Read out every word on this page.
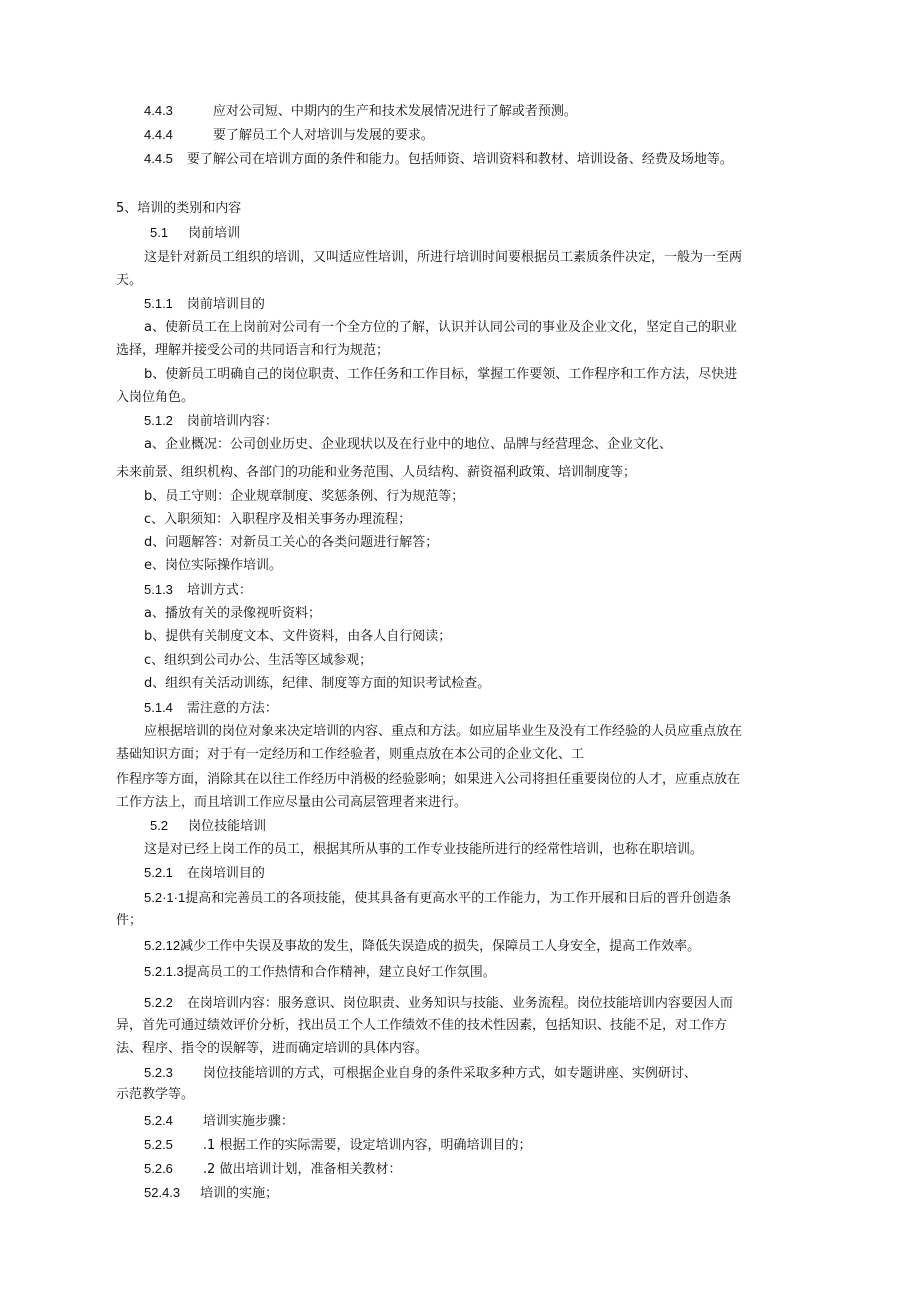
4.4.3	应对公司短、中期内的生产和技术发展情况进行了解或者预测。
4.4.4	要了解员工个人对培训与发展的要求。
4.4.5 要了解公司在培训方面的条件和能力。包括师资、培训资料和教材、培训设备、经费及场地等。
5、培训的类别和内容
5.1 岗前培训
这是针对新员工组织的培训，又叫适应性培训，所进行培训时间要根据员工素质条件决定，一般为一至两
天。
5.1.1 岗前培训目的
a、使新员工在上岗前对公司有一个全方位的了解，认识并认同公司的事业及企业文化，坚定自己的职业
选择，理解并接受公司的共同语言和行为规范；
b、使新员工明确自己的岗位职责、工作任务和工作目标，掌握工作要领、工作程序和工作方法，尽快进
入岗位角色。
5.1.2 岗前培训内容：
a、企业概况：公司创业历史、企业现状以及在行业中的地位、品牌与经营理念、企业文化、
未来前景、组织机构、各部门的功能和业务范围、人员结构、薪资福利政策、培训制度等；
b、员工守则：企业规章制度、奖惩条例、行为规范等；
c、入职须知：入职程序及相关事务办理流程；
d、问题解答：对新员工关心的各类问题进行解答；
e、岗位实际操作培训。
5.1.3 培训方式：
a、播放有关的录像视听资料；
b、提供有关制度文本、文件资料，由各人自行阅读；
c、组织到公司办公、生活等区域参观；
d、组织有关活动训练，纪律、制度等方面的知识考试检查。
5.1.4 需注意的方法：
应根据培训的岗位对象来决定培训的内容、重点和方法。如应届毕业生及没有工作经验的人员应重点放在
基础知识方面；对于有一定经历和工作经验者，则重点放在本公司的企业文化、工
作程序等方面，消除其在以往工作经历中消极的经验影响；如果进入公司将担任重要岗位的人才，应重点放在
工作方法上，而且培训工作应尽量由公司高层管理者来进行。
5.2 岗位技能培训
这是对已经上岗工作的员工，根据其所从事的工作专业技能所进行的经常性培训，也称在职培训。
5.2.1 在岗培训目的
5.2·1·1提高和完善员工的各项技能，使其具备有更高水平的工作能力，为工作开展和日后的晋升创造条
件；
5.2.12减少工作中失误及事故的发生，降低失误造成的损失，保障员工人身安全，提高工作效率。
5.2.1.3提高员工的工作热情和合作精神，建立良好工作氛围。
5.2.2 在岗培训内容：服务意识、岗位职责、业务知识与技能、业务流程。岗位技能培训内容要因人而
异，首先可通过绩效评价分析，找出员工个人工作绩效不佳的技术性因素，包括知识、技能不足，对工作方
法、程序、指令的误解等，进而确定培训的具体内容。
5.2.3 岗位技能培训的方式，可根据企业自身的条件采取多种方式，如专题讲座、实例研讨、
示范教学等。
5.2.4 培训实施步骤：
5.2.5 .1 根据工作的实际需要，设定培训内容，明确培训目的；
5.2.6 .2 做出培训计划，准备相关教材：
52.4.3 培训的实施；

::::::::

• [EXERCISE BRIEF]
Take the entries shown above and quote them verbatim, passing over the pictures.

• [EXERCISE ANSWER]
Read out every word on this page.
4.4.3	应对公司短、中期内的生产和技术发展情况进行了解或者预测。
4.4.4	要了解员工个人对培训与发展的要求。
4.4.5 要了解公司在培训方面的条件和能力。包括师资、培训资料和教材、培训设备、经费及场地等。
5、培训的类别和内容
5.1 岗前培训
这是针对新员工组织的培训，又叫适应性培训，所进行培训时间要根据员工素质条件决定，一般为一至两
天。
5.1.1 岗前培训目的
a、使新员工在上岗前对公司有一个全方位的了解，认识并认同公司的事业及企业文化，坚定自己的职业
选择，理解并接受公司的共同语言和行为规范；
b、使新员工明确自己的岗位职责、工作任务和工作目标，掌握工作要领、工作程序和工作方法，尽快进
入岗位角色。
5.1.2 岗前培训内容：
a、企业概况：公司创业历史、企业现状以及在行业中的地位、品牌与经营理念、企业文化、
未来前景、组织机构、各部门的功能和业务范围、人员结构、薪资福利政策、培训制度等；
b、员工守则：企业规章制度、奖惩条例、行为规范等；
c、入职须知：入职程序及相关事务办理流程；
d、问题解答：对新员工关心的各类问题进行解答；
e、岗位实际操作培训。
5.1.3 培训方式：
a、播放有关的录像视听资料；
b、提供有关制度文本、文件资料，由各人自行阅读；
c、组织到公司办公、生活等区域参观；
d、组织有关活动训练，纪律、制度等方面的知识考试检查。
5.1.4 需注意的方法：
应根据培训的岗位对象来决定培训的内容、重点和方法。如应届毕业生及没有工作经验的人员应重点放在
基础知识方面；对于有一定经历和工作经验者，则重点放在本公司的企业文化、工
作程序等方面，消除其在以往工作经历中消极的经验影响；如果进入公司将担任重要岗位的人才，应重点放在
工作方法上，而且培训工作应尽量由公司高层管理者来进行。
5.2 岗位技能培训
这是对已经上岗工作的员工，根据其所从事的工作专业技能所进行的经常性培训，也称在职培训。
5.2.1 在岗培训目的
5.2·1·1提高和完善员工的各项技能，使其具备有更高水平的工作能力，为工作开展和日后的晋升创造条
件；
5.2.12减少工作中失误及事故的发生，降低失误造成的损失，保障员工人身安全，提高工作效率。
5.2.1.3提高员工的工作热情和合作精神，建立良好工作氛围。
5.2.2 在岗培训内容：服务意识、岗位职责、业务知识与技能、业务流程。岗位技能培训内容要因人而
异，首先可通过绩效评价分析，找出员工个人工作绩效不佳的技术性因素，包括知识、技能不足，对工作方
法、程序、指令的误解等，进而确定培训的具体内容。
5.2.3 岗位技能培训的方式，可根据企业自身的条件采取多种方式，如专题讲座、实例研讨、
示范教学等。
5.2.4 培训实施步骤：
5.2.5 .1 根据工作的实际需要，设定培训内容，明确培训目的；
5.2.6 .2 做出培训计划，准备相关教材：
52.4.3 培训的实施；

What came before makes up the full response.